* Task description:
Report how many lines hold the string "Forecast". Give the number and nothing else.

* Supplied data:
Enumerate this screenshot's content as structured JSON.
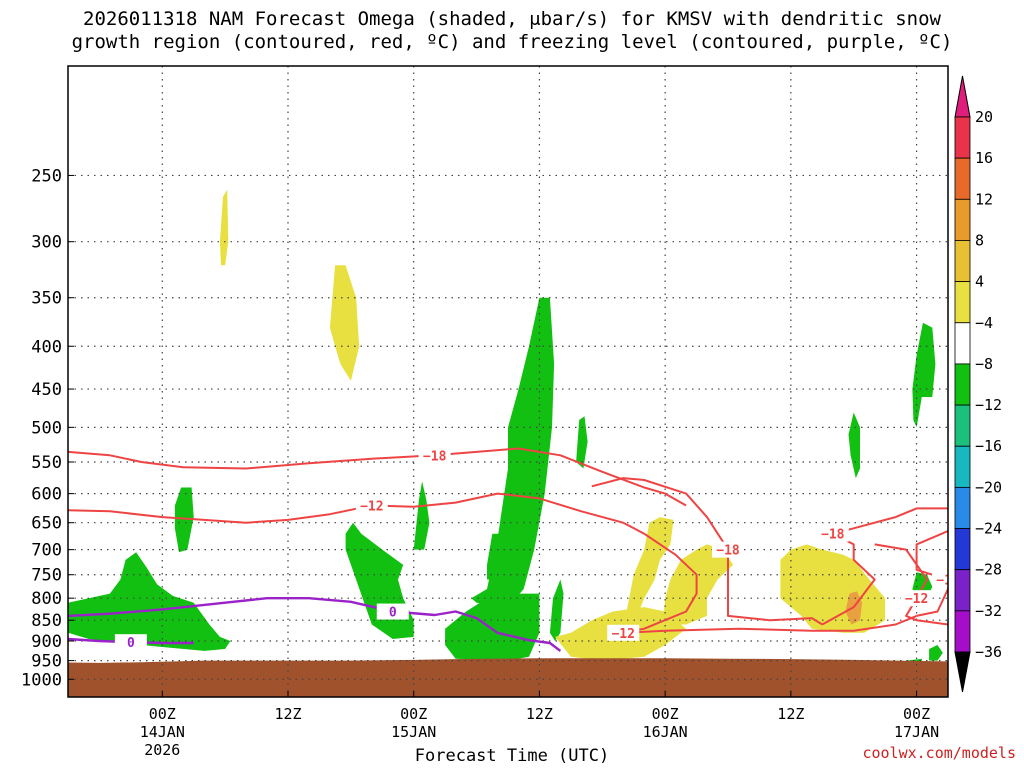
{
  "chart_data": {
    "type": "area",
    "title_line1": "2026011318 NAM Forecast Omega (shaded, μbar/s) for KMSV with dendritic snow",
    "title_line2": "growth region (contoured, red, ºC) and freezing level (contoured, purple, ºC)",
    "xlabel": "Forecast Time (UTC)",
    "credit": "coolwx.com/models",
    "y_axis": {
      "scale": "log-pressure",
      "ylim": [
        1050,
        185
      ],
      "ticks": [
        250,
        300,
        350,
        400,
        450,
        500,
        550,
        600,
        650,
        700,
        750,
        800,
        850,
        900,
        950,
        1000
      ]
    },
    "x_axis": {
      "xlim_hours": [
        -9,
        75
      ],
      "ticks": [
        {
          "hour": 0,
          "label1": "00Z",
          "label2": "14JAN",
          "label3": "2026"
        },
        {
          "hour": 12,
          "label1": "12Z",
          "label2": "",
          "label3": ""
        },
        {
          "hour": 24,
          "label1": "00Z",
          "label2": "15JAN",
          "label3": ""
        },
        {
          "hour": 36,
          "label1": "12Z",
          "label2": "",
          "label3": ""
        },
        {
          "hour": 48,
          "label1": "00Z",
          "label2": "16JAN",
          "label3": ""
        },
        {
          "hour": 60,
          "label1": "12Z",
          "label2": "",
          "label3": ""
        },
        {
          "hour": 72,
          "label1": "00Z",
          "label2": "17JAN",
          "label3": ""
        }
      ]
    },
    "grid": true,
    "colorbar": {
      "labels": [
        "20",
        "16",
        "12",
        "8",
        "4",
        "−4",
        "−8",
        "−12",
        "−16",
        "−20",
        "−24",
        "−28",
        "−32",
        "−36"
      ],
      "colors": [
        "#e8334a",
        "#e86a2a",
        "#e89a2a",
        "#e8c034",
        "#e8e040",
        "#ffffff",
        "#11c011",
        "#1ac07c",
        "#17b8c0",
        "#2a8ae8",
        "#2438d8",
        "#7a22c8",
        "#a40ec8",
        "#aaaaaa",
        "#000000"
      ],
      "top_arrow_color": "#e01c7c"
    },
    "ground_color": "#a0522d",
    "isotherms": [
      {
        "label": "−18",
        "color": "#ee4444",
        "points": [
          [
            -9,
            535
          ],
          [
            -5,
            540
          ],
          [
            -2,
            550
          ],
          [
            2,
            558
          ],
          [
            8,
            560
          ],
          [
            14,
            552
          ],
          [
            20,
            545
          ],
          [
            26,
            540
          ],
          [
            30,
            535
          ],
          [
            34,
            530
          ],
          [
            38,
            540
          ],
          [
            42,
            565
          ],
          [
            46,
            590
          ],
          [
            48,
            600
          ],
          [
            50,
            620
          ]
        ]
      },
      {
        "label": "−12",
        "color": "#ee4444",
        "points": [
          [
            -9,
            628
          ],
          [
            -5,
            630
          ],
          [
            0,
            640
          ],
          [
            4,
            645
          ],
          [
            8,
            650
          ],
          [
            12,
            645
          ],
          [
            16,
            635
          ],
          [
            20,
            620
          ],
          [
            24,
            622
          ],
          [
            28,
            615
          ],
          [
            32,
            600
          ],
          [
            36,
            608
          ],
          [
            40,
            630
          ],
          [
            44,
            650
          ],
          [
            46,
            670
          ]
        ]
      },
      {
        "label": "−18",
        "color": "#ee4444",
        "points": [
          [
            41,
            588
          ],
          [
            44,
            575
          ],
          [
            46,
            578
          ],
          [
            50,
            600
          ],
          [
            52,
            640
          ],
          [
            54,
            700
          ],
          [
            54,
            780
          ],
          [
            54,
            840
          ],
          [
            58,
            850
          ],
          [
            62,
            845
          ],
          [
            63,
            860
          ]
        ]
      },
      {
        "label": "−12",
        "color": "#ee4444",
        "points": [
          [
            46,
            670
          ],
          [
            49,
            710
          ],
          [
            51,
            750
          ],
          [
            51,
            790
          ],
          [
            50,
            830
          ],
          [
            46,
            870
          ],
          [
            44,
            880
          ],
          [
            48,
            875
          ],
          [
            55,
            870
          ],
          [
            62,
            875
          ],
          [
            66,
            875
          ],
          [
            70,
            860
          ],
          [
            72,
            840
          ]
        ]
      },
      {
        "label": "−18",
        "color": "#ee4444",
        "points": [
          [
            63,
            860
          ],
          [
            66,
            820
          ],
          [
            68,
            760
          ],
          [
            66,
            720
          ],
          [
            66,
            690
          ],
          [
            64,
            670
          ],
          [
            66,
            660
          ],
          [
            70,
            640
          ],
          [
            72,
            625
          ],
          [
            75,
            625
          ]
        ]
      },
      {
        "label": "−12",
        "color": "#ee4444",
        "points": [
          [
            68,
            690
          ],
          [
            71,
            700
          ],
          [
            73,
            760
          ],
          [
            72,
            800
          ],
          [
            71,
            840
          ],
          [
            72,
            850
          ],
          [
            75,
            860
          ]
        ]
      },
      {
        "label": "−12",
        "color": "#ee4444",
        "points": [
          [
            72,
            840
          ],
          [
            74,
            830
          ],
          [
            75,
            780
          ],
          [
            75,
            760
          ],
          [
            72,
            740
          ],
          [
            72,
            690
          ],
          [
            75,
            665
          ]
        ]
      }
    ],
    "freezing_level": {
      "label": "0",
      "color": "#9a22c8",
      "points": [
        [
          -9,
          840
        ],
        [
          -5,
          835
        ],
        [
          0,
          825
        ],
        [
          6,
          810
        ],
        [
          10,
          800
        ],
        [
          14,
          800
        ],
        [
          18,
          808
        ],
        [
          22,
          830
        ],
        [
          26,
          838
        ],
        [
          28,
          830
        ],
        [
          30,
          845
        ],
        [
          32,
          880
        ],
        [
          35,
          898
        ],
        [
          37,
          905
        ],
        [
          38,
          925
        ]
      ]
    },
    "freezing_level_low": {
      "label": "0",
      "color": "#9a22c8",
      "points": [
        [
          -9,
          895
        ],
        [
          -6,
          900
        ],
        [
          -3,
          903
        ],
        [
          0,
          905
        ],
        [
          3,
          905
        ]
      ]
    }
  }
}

* Task response:
2